Scan the listing that follows and report how many lines contain "duas". Write the number alone.

Given data:
--- --- ---

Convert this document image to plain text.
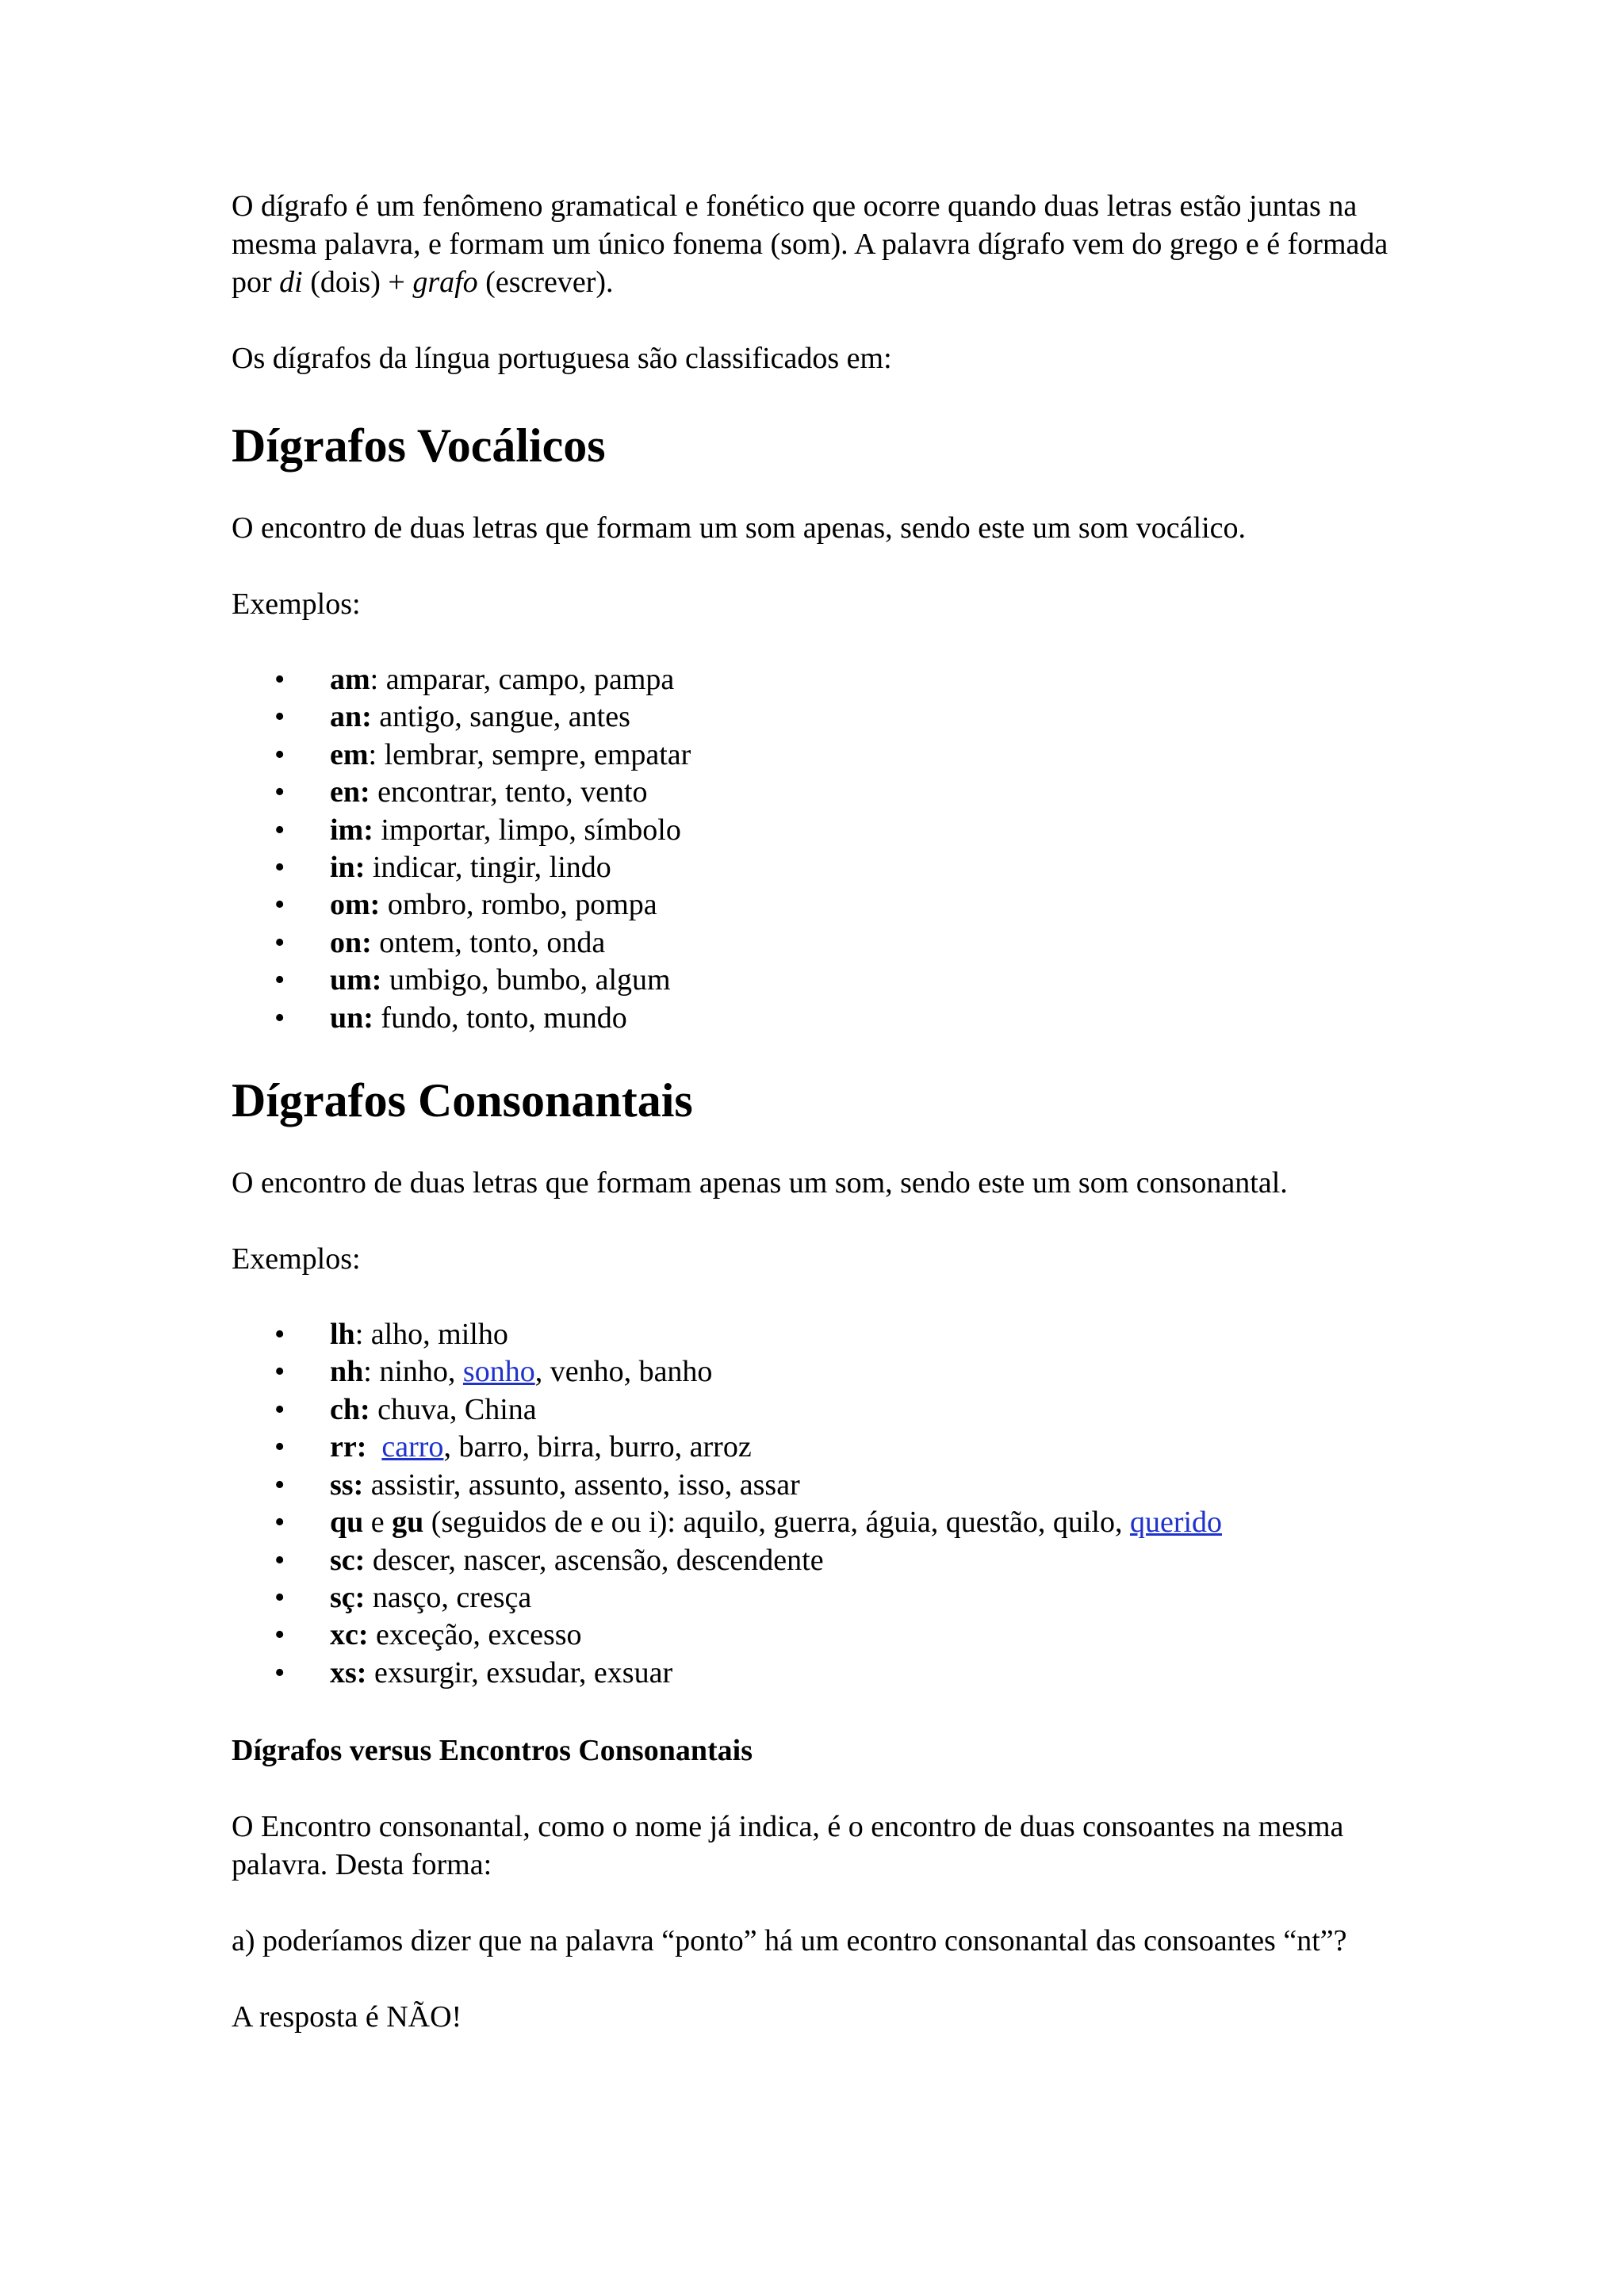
O dígrafo é um fenômeno gramatical e fonético que ocorre quando duas letras estão juntas na mesma palavra, e formam um único fonema (som). A palavra dígrafo vem do grego e é formada por di (dois) + grafo (escrever).

Os dígrafos da língua portuguesa são classificados em:

Dígrafos Vocálicos

O encontro de duas letras que formam um som apenas, sendo este um som vocálico.

Exemplos:

• am: amparar, campo, pampa
• an: antigo, sangue, antes
• em: lembrar, sempre, empatar
• en: encontrar, tento, vento
• im: importar, limpo, símbolo
• in: indicar, tingir, lindo
• om: ombro, rombo, pompa
• on: ontem, tonto, onda
• um: umbigo, bumbo, algum
• un: fundo, tonto, mundo
Dígrafos Consonantais

O encontro de duas letras que formam apenas um som, sendo este um som consonantal.

Exemplos:

• lh: alho, milho
• nh: ninho, sonho, venho, banho
• ch: chuva, China
• rr: carro, barro, birra, burro, arroz
• ss: assistir, assunto, assento, isso, assar
• qu e gu (seguidos de e ou i): aquilo, guerra, águia, questão, quilo, querido
• sc: descer, nascer, ascensão, descendente
• sç: nasço, cresça
• xc: exceção, excesso
• xs: exsurgir, exsudar, exsuar

Dígrafos versus Encontros Consonantais

O Encontro consonantal, como o nome já indica, é o encontro de duas consoantes na mesma palavra. Desta forma:

a) poderíamos dizer que na palavra “ponto” há um econtro consonantal das consoantes “nt”?

A resposta é NÃO!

--- --- ---

Answer to this problem: 4